==== Items ====

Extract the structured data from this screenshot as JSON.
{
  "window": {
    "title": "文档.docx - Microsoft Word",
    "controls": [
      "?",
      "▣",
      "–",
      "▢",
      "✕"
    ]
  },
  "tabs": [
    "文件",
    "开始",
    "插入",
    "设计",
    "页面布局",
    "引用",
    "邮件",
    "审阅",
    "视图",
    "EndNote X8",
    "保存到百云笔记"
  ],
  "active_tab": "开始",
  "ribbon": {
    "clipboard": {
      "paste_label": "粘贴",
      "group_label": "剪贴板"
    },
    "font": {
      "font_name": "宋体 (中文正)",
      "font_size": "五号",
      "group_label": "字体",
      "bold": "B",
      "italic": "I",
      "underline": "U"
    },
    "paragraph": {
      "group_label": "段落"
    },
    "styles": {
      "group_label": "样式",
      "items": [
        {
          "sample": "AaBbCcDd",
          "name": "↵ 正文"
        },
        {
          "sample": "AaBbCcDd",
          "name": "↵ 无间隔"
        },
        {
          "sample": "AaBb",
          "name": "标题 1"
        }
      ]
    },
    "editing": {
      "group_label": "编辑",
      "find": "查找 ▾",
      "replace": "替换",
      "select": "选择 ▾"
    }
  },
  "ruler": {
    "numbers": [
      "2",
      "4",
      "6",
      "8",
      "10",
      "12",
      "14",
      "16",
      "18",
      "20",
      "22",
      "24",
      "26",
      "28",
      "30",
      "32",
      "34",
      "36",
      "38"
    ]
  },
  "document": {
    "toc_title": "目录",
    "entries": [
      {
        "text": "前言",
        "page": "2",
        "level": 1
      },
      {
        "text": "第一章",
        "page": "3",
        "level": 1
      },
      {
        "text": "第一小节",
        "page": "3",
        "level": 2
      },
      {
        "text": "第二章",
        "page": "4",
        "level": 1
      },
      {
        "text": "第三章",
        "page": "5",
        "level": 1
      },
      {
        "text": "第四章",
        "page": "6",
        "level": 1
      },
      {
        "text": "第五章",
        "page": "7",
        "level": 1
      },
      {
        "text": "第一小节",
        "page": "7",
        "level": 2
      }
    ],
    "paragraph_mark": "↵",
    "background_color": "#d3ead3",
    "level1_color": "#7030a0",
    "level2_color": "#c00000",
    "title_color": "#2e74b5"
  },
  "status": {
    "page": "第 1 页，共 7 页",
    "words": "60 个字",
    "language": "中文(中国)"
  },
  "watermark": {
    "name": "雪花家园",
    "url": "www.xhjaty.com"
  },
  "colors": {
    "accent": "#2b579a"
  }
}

====

Task objective
Reproduce the full listing exactly.

Finished task
Extract the structured data from this screenshot as JSON.
{
  "window": {
    "title": "文档.docx - Microsoft Word",
    "controls": [
      "?",
      "▣",
      "–",
      "▢",
      "✕"
    ]
  },
  "tabs": [
    "文件",
    "开始",
    "插入",
    "设计",
    "页面布局",
    "引用",
    "邮件",
    "审阅",
    "视图",
    "EndNote X8",
    "保存到百云笔记"
  ],
  "active_tab": "开始",
  "ribbon": {
    "clipboard": {
      "paste_label": "粘贴",
      "group_label": "剪贴板"
    },
    "font": {
      "font_name": "宋体 (中文正)",
      "font_size": "五号",
      "group_label": "字体",
      "bold": "B",
      "italic": "I",
      "underline": "U"
    },
    "paragraph": {
      "group_label": "段落"
    },
    "styles": {
      "group_label": "样式",
      "items": [
        {
          "sample": "AaBbCcDd",
          "name": "↵ 正文"
        },
        {
          "sample": "AaBbCcDd",
          "name": "↵ 无间隔"
        },
        {
          "sample": "AaBb",
          "name": "标题 1"
        }
      ]
    },
    "editing": {
      "group_label": "编辑",
      "find": "查找 ▾",
      "replace": "替换",
      "select": "选择 ▾"
    }
  },
  "ruler": {
    "numbers": [
      "2",
      "4",
      "6",
      "8",
      "10",
      "12",
      "14",
      "16",
      "18",
      "20",
      "22",
      "24",
      "26",
      "28",
      "30",
      "32",
      "34",
      "36",
      "38"
    ]
  },
  "document": {
    "toc_title": "目录",
    "entries": [
      {
        "text": "前言",
        "page": "2",
        "level": 1
      },
      {
        "text": "第一章",
        "page": "3",
        "level": 1
      },
      {
        "text": "第一小节",
        "page": "3",
        "level": 2
      },
      {
        "text": "第二章",
        "page": "4",
        "level": 1
      },
      {
        "text": "第三章",
        "page": "5",
        "level": 1
      },
      {
        "text": "第四章",
        "page": "6",
        "level": 1
      },
      {
        "text": "第五章",
        "page": "7",
        "level": 1
      },
      {
        "text": "第一小节",
        "page": "7",
        "level": 2
      }
    ],
    "paragraph_mark": "↵",
    "background_color": "#d3ead3",
    "level1_color": "#7030a0",
    "level2_color": "#c00000",
    "title_color": "#2e74b5"
  },
  "status": {
    "page": "第 1 页，共 7 页",
    "words": "60 个字",
    "language": "中文(中国)"
  },
  "watermark": {
    "name": "雪花家园",
    "url": "www.xhjaty.com"
  },
  "colors": {
    "accent": "#2b579a"
  }
}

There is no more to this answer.